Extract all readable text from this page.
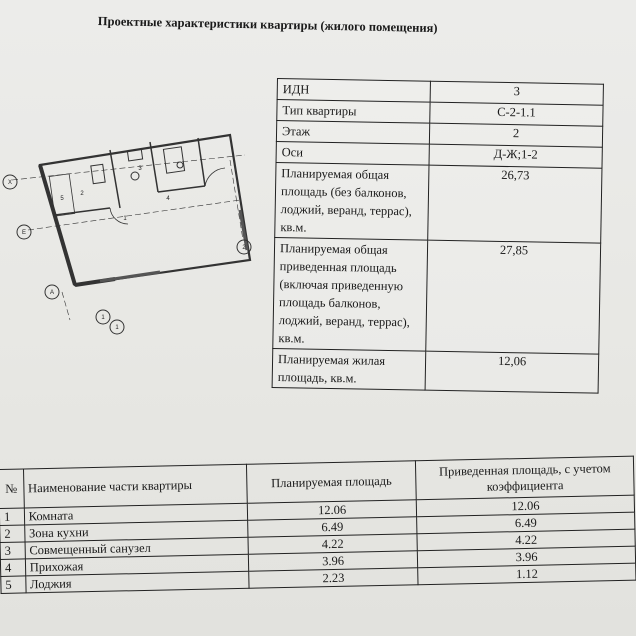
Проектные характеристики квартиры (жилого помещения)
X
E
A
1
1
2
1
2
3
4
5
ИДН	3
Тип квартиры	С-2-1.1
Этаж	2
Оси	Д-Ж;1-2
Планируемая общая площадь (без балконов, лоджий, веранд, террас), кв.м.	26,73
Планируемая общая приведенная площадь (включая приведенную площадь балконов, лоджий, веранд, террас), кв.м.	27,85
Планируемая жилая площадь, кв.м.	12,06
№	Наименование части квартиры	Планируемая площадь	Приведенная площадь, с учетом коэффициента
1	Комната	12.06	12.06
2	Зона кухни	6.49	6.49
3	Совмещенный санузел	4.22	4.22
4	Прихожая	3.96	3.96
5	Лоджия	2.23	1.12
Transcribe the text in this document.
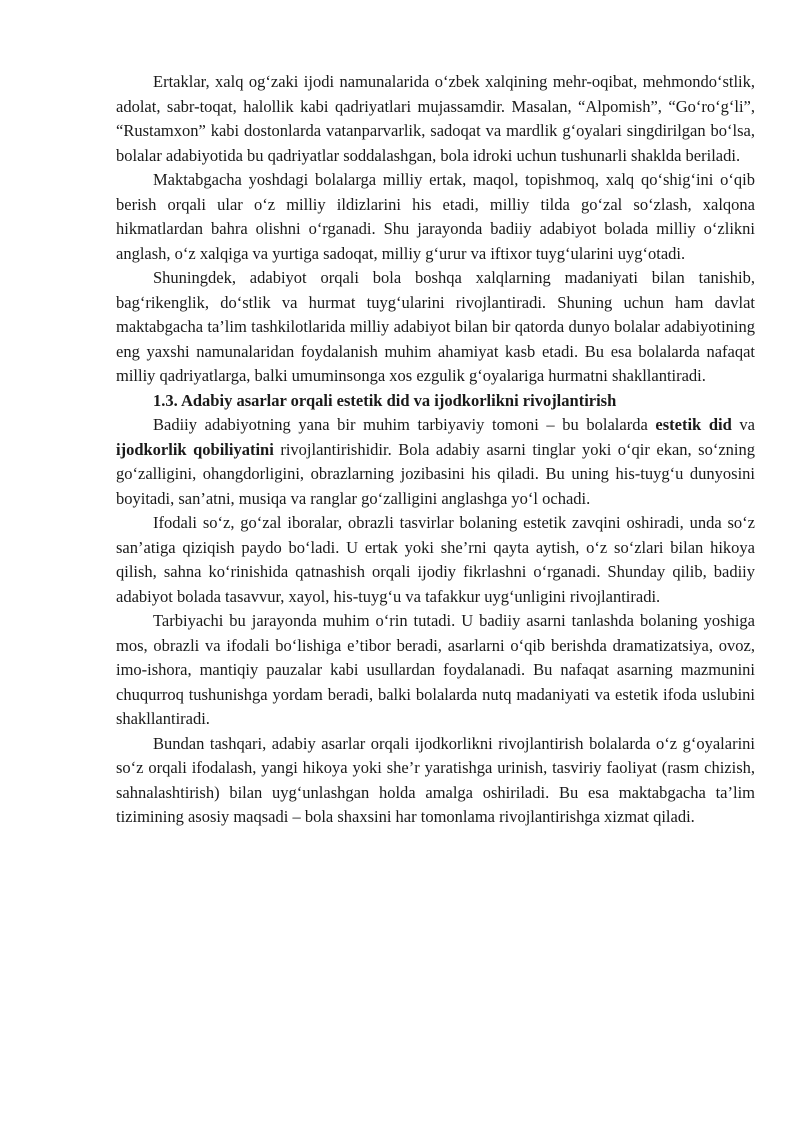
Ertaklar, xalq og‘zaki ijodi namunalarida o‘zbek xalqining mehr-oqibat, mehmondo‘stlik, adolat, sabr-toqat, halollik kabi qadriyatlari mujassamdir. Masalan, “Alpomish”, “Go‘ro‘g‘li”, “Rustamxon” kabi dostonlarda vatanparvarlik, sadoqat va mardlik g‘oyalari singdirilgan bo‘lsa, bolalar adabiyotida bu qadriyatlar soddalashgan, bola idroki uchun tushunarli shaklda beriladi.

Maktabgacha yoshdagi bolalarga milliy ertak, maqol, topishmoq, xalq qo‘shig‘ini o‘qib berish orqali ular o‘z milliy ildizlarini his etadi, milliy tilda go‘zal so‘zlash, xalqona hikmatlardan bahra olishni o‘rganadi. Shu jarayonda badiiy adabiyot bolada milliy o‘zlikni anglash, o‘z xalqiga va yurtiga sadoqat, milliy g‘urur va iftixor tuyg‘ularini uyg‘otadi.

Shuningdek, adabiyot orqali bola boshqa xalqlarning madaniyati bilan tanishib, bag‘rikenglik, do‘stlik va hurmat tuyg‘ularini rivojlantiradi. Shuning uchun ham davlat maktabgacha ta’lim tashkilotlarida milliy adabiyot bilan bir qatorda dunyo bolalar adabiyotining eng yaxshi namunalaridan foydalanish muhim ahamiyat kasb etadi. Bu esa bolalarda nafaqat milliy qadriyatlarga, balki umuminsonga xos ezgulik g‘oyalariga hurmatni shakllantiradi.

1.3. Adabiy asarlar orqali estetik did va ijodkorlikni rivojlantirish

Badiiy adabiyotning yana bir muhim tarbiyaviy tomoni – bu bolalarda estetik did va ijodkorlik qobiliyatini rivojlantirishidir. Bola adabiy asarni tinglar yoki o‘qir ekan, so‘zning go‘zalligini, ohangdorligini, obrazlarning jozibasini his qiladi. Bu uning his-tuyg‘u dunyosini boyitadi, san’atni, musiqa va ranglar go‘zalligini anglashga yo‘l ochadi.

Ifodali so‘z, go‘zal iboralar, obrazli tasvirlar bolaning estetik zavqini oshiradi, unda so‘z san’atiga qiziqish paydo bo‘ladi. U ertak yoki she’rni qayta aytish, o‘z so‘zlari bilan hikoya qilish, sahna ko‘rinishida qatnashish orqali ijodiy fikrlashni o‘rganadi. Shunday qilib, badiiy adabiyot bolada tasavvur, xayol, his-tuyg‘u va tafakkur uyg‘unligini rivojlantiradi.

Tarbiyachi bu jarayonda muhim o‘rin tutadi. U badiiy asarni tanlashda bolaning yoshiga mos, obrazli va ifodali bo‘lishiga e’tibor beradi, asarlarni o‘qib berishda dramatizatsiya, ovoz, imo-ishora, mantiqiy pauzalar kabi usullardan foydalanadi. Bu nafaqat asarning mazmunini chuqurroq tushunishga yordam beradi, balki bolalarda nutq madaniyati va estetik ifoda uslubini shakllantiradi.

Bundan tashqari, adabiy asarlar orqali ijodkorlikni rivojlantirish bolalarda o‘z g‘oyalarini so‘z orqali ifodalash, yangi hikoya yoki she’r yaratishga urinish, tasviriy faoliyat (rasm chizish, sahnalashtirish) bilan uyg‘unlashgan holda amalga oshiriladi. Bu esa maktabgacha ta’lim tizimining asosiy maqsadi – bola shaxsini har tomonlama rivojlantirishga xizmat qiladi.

··········

**TASK INSTRUCTIONS:**
Give nothing but the count of lines in the listing above that hold the string "bolaning".

**SOLUTION TO THE EXERCISE:**
2